• What is asked
Show each line from the listing that includes the word "этические".

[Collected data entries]
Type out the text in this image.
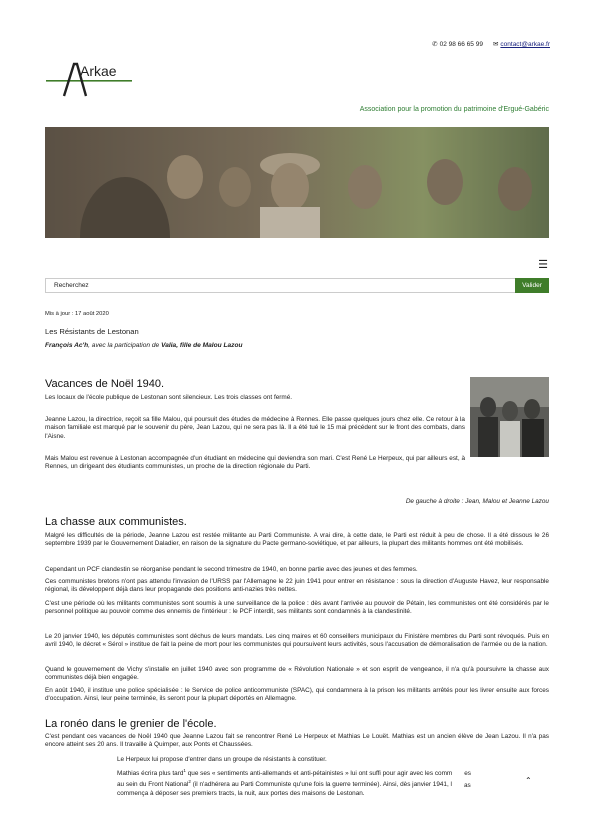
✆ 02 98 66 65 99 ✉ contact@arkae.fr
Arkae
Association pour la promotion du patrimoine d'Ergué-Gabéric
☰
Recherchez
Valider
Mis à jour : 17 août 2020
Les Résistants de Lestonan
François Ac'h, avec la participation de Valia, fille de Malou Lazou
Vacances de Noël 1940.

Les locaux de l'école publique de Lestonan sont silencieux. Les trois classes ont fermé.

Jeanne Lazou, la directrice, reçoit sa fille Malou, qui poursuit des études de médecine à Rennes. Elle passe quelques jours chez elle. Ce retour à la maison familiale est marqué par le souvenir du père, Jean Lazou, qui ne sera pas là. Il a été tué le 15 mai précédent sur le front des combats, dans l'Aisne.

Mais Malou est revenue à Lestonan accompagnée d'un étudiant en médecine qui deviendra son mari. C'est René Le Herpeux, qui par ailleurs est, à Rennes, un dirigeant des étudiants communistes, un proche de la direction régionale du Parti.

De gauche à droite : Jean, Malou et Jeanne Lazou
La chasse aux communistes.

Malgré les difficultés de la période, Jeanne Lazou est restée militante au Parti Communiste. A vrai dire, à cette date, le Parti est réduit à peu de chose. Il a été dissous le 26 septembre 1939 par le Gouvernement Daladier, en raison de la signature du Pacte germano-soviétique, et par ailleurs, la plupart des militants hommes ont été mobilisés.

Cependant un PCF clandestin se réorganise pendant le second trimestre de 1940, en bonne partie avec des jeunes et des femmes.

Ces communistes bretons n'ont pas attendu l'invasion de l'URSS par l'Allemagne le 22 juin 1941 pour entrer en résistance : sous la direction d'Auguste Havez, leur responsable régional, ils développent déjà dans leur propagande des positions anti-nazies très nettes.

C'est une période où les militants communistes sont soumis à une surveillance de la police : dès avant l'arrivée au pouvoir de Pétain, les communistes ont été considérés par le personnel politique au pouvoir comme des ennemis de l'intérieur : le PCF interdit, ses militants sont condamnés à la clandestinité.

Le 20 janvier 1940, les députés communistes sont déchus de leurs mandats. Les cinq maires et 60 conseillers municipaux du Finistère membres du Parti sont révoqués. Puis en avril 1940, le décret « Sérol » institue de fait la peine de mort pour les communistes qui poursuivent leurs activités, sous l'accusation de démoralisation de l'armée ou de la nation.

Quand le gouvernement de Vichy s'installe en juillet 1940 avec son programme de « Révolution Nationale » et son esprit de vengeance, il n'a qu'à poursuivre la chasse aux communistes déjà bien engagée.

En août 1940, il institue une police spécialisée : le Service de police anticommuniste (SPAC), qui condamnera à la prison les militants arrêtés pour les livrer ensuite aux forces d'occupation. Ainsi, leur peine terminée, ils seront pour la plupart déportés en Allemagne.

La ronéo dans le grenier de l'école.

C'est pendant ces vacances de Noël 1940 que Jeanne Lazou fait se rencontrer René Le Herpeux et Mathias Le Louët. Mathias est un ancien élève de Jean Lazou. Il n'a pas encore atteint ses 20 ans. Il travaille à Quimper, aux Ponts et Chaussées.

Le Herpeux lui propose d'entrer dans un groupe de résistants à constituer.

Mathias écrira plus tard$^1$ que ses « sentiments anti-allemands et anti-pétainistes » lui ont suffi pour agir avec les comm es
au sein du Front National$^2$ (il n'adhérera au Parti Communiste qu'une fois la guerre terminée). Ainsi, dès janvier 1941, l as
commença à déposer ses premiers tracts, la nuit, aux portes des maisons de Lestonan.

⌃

* * *

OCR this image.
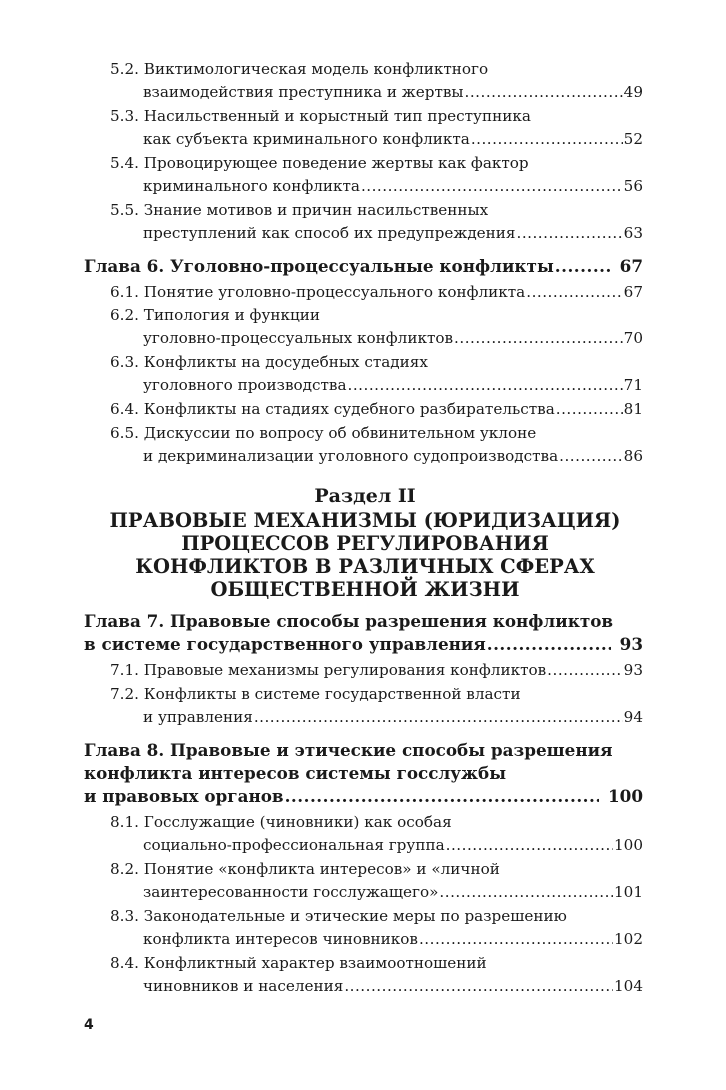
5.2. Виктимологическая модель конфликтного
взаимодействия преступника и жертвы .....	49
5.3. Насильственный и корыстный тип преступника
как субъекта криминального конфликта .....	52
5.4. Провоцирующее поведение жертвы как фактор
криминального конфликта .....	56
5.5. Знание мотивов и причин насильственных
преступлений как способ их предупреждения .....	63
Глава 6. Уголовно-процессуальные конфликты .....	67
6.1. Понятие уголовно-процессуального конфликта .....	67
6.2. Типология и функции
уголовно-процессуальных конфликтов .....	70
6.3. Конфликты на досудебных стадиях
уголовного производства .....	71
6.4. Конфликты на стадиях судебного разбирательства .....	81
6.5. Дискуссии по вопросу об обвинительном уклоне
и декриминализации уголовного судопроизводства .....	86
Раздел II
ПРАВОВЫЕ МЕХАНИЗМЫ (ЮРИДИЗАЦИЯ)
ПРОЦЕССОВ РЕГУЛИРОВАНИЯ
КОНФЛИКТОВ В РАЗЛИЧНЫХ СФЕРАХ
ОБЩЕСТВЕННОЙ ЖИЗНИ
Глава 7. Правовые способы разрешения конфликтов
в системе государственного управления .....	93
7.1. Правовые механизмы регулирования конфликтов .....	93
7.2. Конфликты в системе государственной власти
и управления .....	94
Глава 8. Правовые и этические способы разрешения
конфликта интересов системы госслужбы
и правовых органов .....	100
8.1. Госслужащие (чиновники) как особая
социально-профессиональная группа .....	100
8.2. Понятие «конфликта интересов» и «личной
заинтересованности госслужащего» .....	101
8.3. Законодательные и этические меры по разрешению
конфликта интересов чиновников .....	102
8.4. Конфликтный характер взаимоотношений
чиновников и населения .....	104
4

...

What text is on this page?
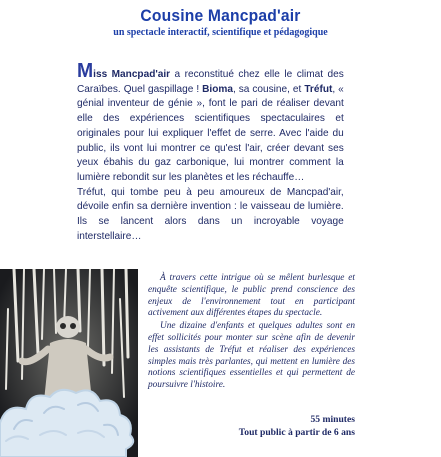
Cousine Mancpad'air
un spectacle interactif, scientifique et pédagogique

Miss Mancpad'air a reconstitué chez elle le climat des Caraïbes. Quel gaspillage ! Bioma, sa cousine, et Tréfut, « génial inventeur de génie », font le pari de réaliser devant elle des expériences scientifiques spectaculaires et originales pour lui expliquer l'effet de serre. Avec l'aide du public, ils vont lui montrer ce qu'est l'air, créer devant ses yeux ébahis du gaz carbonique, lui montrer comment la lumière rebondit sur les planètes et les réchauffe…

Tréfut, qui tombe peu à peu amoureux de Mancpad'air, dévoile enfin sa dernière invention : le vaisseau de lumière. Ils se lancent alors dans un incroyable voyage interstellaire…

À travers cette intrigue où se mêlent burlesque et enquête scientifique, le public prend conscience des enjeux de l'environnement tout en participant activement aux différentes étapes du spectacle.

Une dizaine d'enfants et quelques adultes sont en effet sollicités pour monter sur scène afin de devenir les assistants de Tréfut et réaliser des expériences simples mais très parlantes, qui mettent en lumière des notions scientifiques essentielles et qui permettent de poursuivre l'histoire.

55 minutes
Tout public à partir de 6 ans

• Result of this exercise
Глава 8. Правовые и этические способы разрешения
8.3. Законодательные и этические меры по разрешению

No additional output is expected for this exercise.